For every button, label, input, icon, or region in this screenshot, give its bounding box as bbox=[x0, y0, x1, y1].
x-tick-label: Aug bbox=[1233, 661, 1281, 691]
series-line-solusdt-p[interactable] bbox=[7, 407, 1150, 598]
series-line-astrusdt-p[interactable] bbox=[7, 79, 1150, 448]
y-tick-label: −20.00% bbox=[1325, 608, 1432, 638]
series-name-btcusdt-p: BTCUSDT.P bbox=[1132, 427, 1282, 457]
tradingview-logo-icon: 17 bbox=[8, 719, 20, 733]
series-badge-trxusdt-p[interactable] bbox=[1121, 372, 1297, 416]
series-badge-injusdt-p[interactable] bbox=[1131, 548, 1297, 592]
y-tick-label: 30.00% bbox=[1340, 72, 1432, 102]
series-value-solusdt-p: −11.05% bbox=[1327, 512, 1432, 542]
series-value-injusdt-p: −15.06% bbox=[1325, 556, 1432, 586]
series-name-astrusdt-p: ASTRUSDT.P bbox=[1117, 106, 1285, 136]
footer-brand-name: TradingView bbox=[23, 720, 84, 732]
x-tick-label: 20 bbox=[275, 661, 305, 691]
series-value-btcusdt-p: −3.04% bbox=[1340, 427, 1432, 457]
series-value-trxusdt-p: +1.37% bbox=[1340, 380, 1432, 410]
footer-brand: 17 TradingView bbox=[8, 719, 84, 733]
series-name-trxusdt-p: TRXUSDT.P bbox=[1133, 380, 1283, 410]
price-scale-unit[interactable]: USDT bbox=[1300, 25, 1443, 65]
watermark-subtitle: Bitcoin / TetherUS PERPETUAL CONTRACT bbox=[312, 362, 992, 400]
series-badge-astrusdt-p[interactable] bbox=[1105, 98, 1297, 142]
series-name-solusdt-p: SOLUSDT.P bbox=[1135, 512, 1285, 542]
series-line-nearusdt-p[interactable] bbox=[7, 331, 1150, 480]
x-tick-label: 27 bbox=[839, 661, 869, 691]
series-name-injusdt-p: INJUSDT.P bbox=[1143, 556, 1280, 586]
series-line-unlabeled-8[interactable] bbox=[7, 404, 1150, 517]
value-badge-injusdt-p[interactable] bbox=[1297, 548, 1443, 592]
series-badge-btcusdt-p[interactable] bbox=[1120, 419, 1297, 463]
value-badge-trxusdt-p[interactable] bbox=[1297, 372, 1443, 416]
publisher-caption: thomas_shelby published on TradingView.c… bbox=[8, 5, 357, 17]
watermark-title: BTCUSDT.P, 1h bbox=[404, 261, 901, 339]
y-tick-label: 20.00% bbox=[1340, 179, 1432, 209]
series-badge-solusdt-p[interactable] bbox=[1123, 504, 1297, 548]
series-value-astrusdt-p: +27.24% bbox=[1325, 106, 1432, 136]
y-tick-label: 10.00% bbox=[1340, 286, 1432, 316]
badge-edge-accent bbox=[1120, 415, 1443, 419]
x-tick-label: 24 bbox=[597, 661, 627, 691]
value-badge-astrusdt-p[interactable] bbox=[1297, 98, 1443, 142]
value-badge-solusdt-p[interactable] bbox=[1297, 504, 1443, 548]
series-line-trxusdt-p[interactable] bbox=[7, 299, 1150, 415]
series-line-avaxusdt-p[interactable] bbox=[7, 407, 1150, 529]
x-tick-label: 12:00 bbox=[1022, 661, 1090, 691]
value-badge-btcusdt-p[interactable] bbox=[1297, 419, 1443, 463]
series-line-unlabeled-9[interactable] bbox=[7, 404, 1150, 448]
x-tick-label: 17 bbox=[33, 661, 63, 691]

## SET EXERCISE
Rewrite all of the records above, swapping "value-badge" for "price-badge" wherever it occurs and leaving everything else unchanged.

## OUTPUT OF THE EXERCISE
For every button, label, input, icon, or region in this screenshot, give its bounding box as bbox=[x0, y0, x1, y1].
x-tick-label: Aug bbox=[1233, 661, 1281, 691]
series-line-solusdt-p[interactable] bbox=[7, 407, 1150, 598]
series-line-astrusdt-p[interactable] bbox=[7, 79, 1150, 448]
y-tick-label: −20.00% bbox=[1325, 608, 1432, 638]
series-name-btcusdt-p: BTCUSDT.P bbox=[1132, 427, 1282, 457]
tradingview-logo-icon: 17 bbox=[8, 719, 20, 733]
series-badge-trxusdt-p[interactable] bbox=[1121, 372, 1297, 416]
series-badge-injusdt-p[interactable] bbox=[1131, 548, 1297, 592]
y-tick-label: 30.00% bbox=[1340, 72, 1432, 102]
series-value-solusdt-p: −11.05% bbox=[1327, 512, 1432, 542]
series-value-injusdt-p: −15.06% bbox=[1325, 556, 1432, 586]
series-name-astrusdt-p: ASTRUSDT.P bbox=[1117, 106, 1285, 136]
footer-brand-name: TradingView bbox=[23, 720, 84, 732]
x-tick-label: 20 bbox=[275, 661, 305, 691]
series-value-btcusdt-p: −3.04% bbox=[1340, 427, 1432, 457]
series-value-trxusdt-p: +1.37% bbox=[1340, 380, 1432, 410]
footer-brand: 17 TradingView bbox=[8, 719, 84, 733]
series-name-trxusdt-p: TRXUSDT.P bbox=[1133, 380, 1283, 410]
price-scale-unit[interactable]: USDT bbox=[1300, 25, 1443, 65]
watermark-subtitle: Bitcoin / TetherUS PERPETUAL CONTRACT bbox=[312, 362, 992, 400]
series-badge-astrusdt-p[interactable] bbox=[1105, 98, 1297, 142]
series-name-solusdt-p: SOLUSDT.P bbox=[1135, 512, 1285, 542]
series-line-nearusdt-p[interactable] bbox=[7, 331, 1150, 480]
x-tick-label: 27 bbox=[839, 661, 869, 691]
series-name-injusdt-p: INJUSDT.P bbox=[1143, 556, 1280, 586]
series-line-unlabeled-8[interactable] bbox=[7, 404, 1150, 517]
price-badge-injusdt-p[interactable] bbox=[1297, 548, 1443, 592]
series-badge-btcusdt-p[interactable] bbox=[1120, 419, 1297, 463]
price-badge-trxusdt-p[interactable] bbox=[1297, 372, 1443, 416]
publisher-caption: thomas_shelby published on TradingView.c… bbox=[8, 5, 357, 17]
watermark-title: BTCUSDT.P, 1h bbox=[404, 261, 901, 339]
y-tick-label: 20.00% bbox=[1340, 179, 1432, 209]
series-badge-solusdt-p[interactable] bbox=[1123, 504, 1297, 548]
series-value-astrusdt-p: +27.24% bbox=[1325, 106, 1432, 136]
y-tick-label: 10.00% bbox=[1340, 286, 1432, 316]
badge-edge-accent bbox=[1120, 415, 1443, 419]
x-tick-label: 24 bbox=[597, 661, 627, 691]
price-badge-astrusdt-p[interactable] bbox=[1297, 98, 1443, 142]
price-badge-solusdt-p[interactable] bbox=[1297, 504, 1443, 548]
series-line-trxusdt-p[interactable] bbox=[7, 299, 1150, 415]
series-line-avaxusdt-p[interactable] bbox=[7, 407, 1150, 529]
x-tick-label: 12:00 bbox=[1022, 661, 1090, 691]
price-badge-btcusdt-p[interactable] bbox=[1297, 419, 1443, 463]
series-line-unlabeled-9[interactable] bbox=[7, 404, 1150, 448]
x-tick-label: 17 bbox=[33, 661, 63, 691]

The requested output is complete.